• [WHAT YOU SHOULD DO]: Reproduce the records. Keep every word exact and include no images.

• [DATASET ENTRIES]:
start

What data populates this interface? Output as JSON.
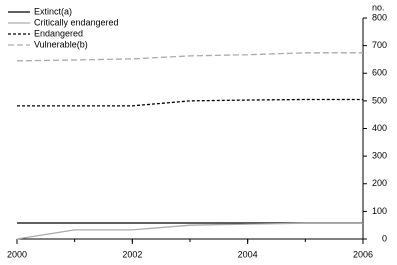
{
  "chart_data": {
    "type": "line",
    "y_label": "no.",
    "x": [
      2000,
      2001,
      2002,
      2003,
      2004,
      2005,
      2006
    ],
    "xlim": [
      2000,
      2006
    ],
    "xticks": [
      2000,
      2002,
      2004,
      2006
    ],
    "ylim": [
      0,
      800
    ],
    "yticks": [
      0,
      100,
      200,
      300,
      400,
      500,
      600,
      700,
      800
    ],
    "y_axis_side": "right",
    "legend": "top-left",
    "series": [
      {
        "name": "Extinct(a)",
        "color": "#000000",
        "linestyle": "solid",
        "values": [
          58,
          58,
          58,
          58,
          58,
          58,
          58
        ]
      },
      {
        "name": "Critically endangered",
        "color": "#aaaaaa",
        "linestyle": "solid",
        "values": [
          0,
          33,
          33,
          50,
          54,
          57,
          57
        ]
      },
      {
        "name": "Endangered",
        "color": "#000000",
        "linestyle": "dashed",
        "values": [
          482,
          482,
          482,
          500,
          503,
          505,
          505
        ]
      },
      {
        "name": "Vulnerable(b)",
        "color": "#aaaaaa",
        "linestyle": "dashed",
        "values": [
          645,
          648,
          652,
          663,
          667,
          674,
          674
        ]
      }
    ]
  }
}
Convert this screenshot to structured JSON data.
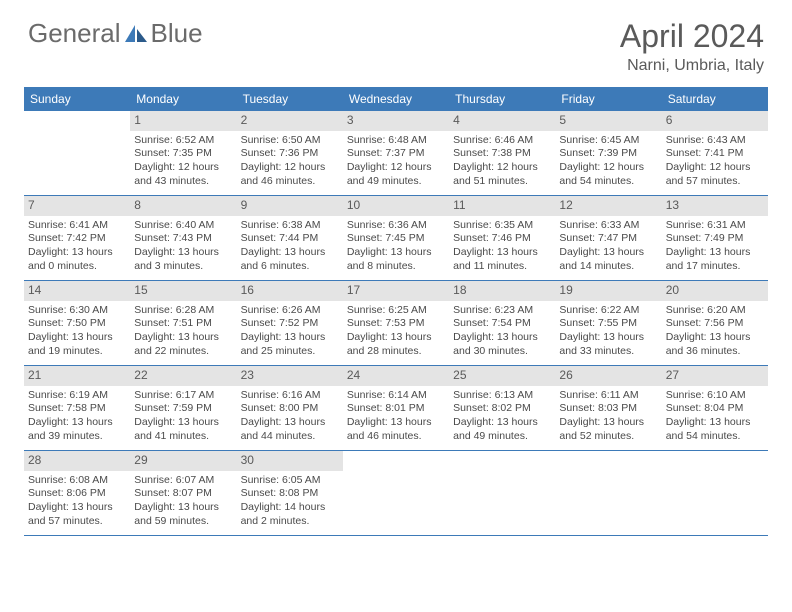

end

• [EXERCISE ANSWER]:
What data populates this interface? Output as JSON.
{
  "chart_data": {
    "type": "line",
    "y_label": "no.",
    "x": [
      2000,
      2001,
      2002,
      2003,
      2004,
      2005,
      2006
    ],
    "xlim": [
      2000,
      2006
    ],
    "xticks": [
      2000,
      2002,
      2004,
      2006
    ],
    "ylim": [
      0,
      800
    ],
    "yticks": [
      0,
      100,
      200,
      300,
      400,
      500,
      600,
      700,
      800
    ],
    "y_axis_side": "right",
    "legend": "top-left",
    "series": [
      {
        "name": "Extinct(a)",
        "color": "#000000",
        "linestyle": "solid",
        "values": [
          58,
          58,
          58,
          58,
          58,
          58,
          58
        ]
      },
      {
        "name": "Critically endangered",
        "color": "#aaaaaa",
        "linestyle": "solid",
        "values": [
          0,
          33,
          33,
          50,
          54,
          57,
          57
        ]
      },
      {
        "name": "Endangered",
        "color": "#000000",
        "linestyle": "dashed",
        "values": [
          482,
          482,
          482,
          500,
          503,
          505,
          505
        ]
      },
      {
        "name": "Vulnerable(b)",
        "color": "#aaaaaa",
        "linestyle": "dashed",
        "values": [
          645,
          648,
          652,
          663,
          667,
          674,
          674
        ]
      }
    ]
  }
}
Convert this screenshot to structured JSON data.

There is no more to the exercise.